**Given task 1**
In the passage on aviation and the Minister for Transport, condense the paragraph beginning "So there are good and genuine grounds" into a shorter version that keeps its main points.
**Given task 2**
From the entries, copy word for word the section that opens with the line containing "x-tick-label: 12 — [332, 577, 348, 591]" and closes with the line containing "x-tick-label: 14 — [384, 577, 400, 591]", both of those lines included.

The Australian Financial Review of 26 October reports a decision made by the Aircraft Owners and Pilots Association. That Association queried the separation times at Mascot for lighter aircraft. Again this is a matter that needs to be taken into account. As was mentioned at the Association's meeting- I raised this point earlier- the separation standards and the associated delays caused unnecessary loss of time and waste of fuel without enhancing safety. One of the inter-city air services, Aero-Pelican Inter City Commuter Air Services Pty Ltd on which I often travel, said that if graded landing priorities were introduced to Mascot it would be the end of small commuter air services. Mr Hilder, the manager, was commenting on the proposal of the Department of Transport to place the small commuter services at the bottom of the landing priority scale. He went on to say:

If we are given a 'D' priority, they are actually telling us that the people of New South Wales do not have as much right to use their own airport as the people of another State do.

So there are good and genuine grounds for the fears of the commuter operators about their future and their access to the airport. The responsibility lies with the Minister and with the Department. In matters such as this more good is achieved by the people responsible coming out into the open and putting the facts on the table in front of the people concerned than by leaving them to be dealt with by departmental memos, exchanges between governments, secret documents and secret reports.

I now turn to the relationship between the aviation industry and the Minister. From reports I have received from within the industry and from the unions, I doubt whether the relationship between the Department of Transport and the industry has ever been at a lower level than it is at present. The industry's disenchantment with government stems from the failure of the Minister to implement the promises he made in the 197S election campaign. At the time he said he would recreate a separate Department of Air. He has not done that. Instead, he has confirmed the role of the expanded Department of Transport which he inherited. He said there would be a halt to increased air navigation charges. Instead, he increased them by 30 per cent within the first 12 months of coming to office. He said that increases in the industry's costs needed to be stabilised. Yet he endorsed a Budget decision to increase the excise on Avtur, thus bringing about an increase of almost 3 per cent in domestic air fares and the prospect of further heavy increases in the price of Avtur under his Government's energy pricing policy and policies which have been supported by him, as a senior Cabinet Minister, m the Cabinet room.

Hisattempt to introduce new regulatory charges for services provided to aviation industry personnel sparked off a protest campaign against himself such as has not been seen in Australia previously. He has postponed the introduction of the new charges, but obviously he hopes to introduce them after 10 December if, regrettably, this Government should be returned to office. It is no wonder that the industry is disenchanted with his performance. I do not believe that any other Minister has taken unto himself the power that this Minister has in the management of his Department.

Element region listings
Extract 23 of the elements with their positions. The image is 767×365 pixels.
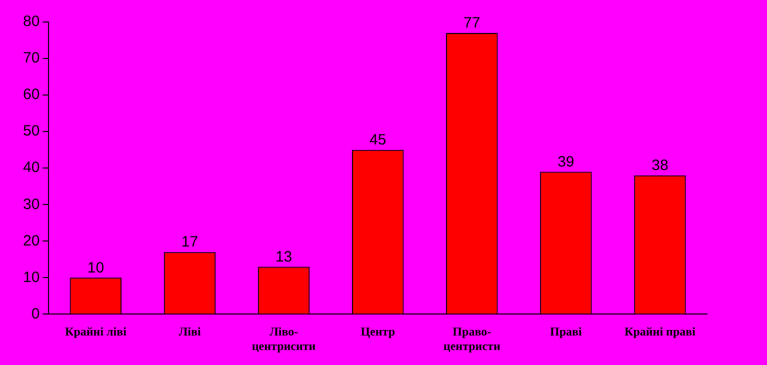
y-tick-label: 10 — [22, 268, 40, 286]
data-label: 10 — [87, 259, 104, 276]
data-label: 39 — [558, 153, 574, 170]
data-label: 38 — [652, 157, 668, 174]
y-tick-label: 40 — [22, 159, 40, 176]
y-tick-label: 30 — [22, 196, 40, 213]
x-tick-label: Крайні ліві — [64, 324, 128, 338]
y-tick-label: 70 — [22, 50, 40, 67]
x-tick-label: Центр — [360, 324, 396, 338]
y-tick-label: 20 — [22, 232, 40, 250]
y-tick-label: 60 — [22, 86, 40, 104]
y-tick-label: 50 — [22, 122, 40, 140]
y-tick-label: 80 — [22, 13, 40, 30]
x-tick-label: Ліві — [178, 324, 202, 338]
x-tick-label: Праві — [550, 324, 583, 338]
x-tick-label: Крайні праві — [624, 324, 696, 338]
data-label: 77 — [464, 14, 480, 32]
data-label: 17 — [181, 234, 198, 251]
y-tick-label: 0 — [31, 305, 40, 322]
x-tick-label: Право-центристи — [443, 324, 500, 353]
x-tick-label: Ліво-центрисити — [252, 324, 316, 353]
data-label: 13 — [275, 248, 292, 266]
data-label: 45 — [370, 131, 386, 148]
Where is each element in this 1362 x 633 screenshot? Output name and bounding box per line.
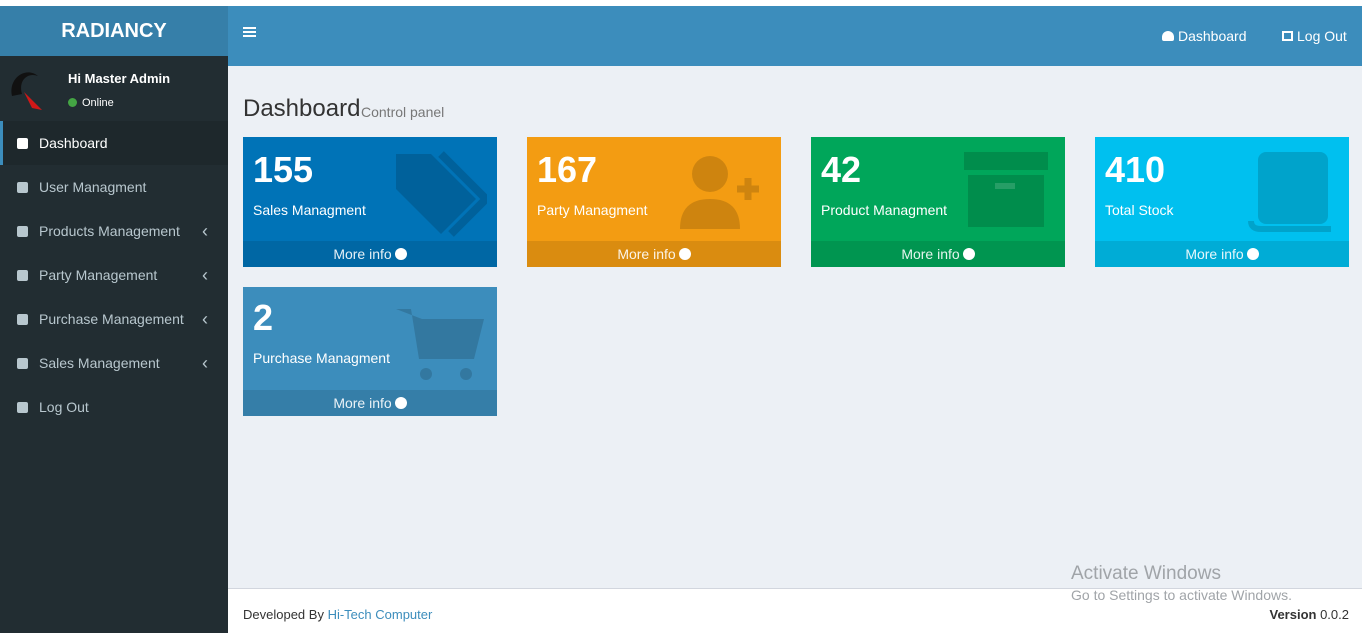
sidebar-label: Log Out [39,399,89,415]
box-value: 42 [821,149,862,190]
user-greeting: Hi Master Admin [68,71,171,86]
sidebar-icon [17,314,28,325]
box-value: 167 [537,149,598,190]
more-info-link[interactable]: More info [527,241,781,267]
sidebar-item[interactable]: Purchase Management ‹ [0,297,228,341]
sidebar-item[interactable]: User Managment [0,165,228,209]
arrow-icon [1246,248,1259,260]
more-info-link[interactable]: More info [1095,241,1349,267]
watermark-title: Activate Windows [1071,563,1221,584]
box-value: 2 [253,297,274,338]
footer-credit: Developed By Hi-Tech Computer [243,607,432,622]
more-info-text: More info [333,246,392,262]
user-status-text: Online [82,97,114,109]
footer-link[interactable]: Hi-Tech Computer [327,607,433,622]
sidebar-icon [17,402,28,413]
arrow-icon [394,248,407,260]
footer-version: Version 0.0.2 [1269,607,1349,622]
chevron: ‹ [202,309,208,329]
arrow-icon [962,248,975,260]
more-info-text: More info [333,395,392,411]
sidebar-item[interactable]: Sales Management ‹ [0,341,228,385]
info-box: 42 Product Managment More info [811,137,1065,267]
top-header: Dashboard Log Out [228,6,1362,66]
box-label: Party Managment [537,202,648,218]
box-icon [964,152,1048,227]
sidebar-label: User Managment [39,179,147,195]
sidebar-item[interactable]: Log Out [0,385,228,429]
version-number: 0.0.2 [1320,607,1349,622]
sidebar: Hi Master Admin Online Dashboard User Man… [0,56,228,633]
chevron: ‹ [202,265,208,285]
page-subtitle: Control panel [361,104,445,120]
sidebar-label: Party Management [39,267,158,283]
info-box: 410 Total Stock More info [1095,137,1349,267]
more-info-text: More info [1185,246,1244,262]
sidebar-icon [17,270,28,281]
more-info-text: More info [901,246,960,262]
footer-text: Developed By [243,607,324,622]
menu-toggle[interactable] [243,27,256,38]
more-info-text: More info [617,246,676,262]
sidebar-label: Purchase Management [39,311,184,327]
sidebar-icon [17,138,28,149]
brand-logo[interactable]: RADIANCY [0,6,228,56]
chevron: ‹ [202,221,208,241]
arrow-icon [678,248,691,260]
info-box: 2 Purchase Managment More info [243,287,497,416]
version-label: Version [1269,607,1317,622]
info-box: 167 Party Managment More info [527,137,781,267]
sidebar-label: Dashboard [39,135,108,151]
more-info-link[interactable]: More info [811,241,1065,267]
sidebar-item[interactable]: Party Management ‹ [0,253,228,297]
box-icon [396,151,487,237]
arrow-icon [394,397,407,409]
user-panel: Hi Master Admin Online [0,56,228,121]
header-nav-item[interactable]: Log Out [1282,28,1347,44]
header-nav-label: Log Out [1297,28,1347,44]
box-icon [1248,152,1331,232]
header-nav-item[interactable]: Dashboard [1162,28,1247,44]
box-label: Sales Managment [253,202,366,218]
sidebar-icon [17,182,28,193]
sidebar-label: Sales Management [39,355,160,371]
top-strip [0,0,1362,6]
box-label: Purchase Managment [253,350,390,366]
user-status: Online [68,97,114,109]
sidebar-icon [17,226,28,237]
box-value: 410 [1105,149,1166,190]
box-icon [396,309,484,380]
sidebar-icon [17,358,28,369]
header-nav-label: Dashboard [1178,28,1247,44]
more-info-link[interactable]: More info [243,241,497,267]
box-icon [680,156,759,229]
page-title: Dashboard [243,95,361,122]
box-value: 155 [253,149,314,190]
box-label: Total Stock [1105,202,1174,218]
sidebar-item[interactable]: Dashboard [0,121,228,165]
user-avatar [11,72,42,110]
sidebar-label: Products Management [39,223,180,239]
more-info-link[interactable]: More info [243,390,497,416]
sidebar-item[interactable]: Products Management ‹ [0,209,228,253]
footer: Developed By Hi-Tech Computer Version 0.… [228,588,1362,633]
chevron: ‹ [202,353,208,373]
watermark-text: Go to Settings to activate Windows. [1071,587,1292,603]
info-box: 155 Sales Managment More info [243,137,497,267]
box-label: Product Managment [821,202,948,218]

==

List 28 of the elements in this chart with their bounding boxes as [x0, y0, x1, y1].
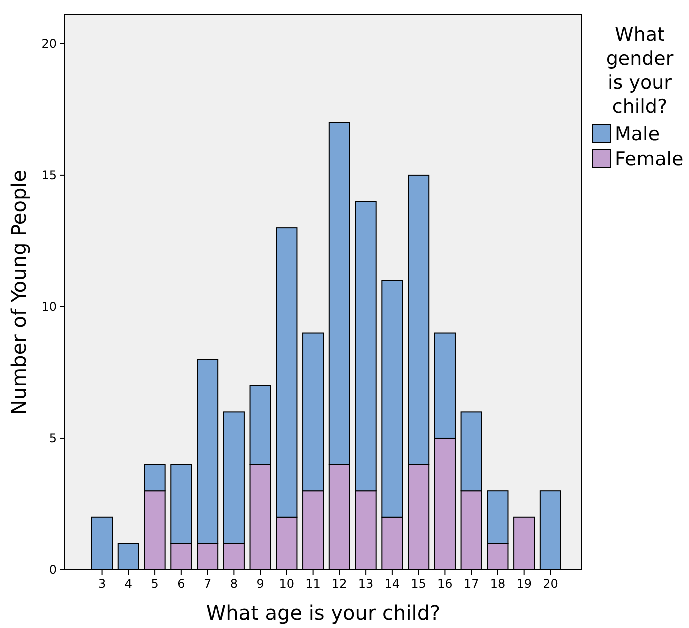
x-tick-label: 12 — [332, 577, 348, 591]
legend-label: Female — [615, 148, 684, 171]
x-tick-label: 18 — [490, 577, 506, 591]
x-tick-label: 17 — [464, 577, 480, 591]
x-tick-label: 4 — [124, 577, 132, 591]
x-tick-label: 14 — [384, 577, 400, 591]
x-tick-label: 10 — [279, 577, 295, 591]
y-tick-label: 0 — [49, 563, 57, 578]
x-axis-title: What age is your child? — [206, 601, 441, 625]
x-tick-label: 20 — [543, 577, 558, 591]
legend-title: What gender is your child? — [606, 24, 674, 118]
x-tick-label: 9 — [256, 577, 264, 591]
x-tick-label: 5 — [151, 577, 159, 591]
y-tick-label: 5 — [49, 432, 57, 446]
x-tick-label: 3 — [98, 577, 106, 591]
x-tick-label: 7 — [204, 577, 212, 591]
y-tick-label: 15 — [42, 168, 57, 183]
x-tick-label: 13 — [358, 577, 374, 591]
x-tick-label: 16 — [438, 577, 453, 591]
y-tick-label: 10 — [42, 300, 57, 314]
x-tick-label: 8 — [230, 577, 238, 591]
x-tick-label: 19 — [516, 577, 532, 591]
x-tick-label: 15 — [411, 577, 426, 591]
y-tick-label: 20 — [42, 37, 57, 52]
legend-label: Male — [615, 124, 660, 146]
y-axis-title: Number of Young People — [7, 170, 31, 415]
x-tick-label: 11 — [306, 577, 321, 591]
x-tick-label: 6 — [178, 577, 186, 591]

**Task answer 1**
Commuter operators have real cause to fear for their future and their airport access. The Minister and the Department are responsible. It is better for those in charge to put the facts openly before the people affected than to handle such matters through departmental memos, intergovernmental exchanges, and secret documents and reports.

**Task answer 2**
x-tick-label: 12 — [332, 577, 348, 591]
legend-label: Female — [615, 148, 684, 171]
x-tick-label: 18 — [490, 577, 506, 591]
x-tick-label: 17 — [464, 577, 480, 591]
x-tick-label: 4 — [124, 577, 132, 591]
x-tick-label: 14 — [384, 577, 400, 591]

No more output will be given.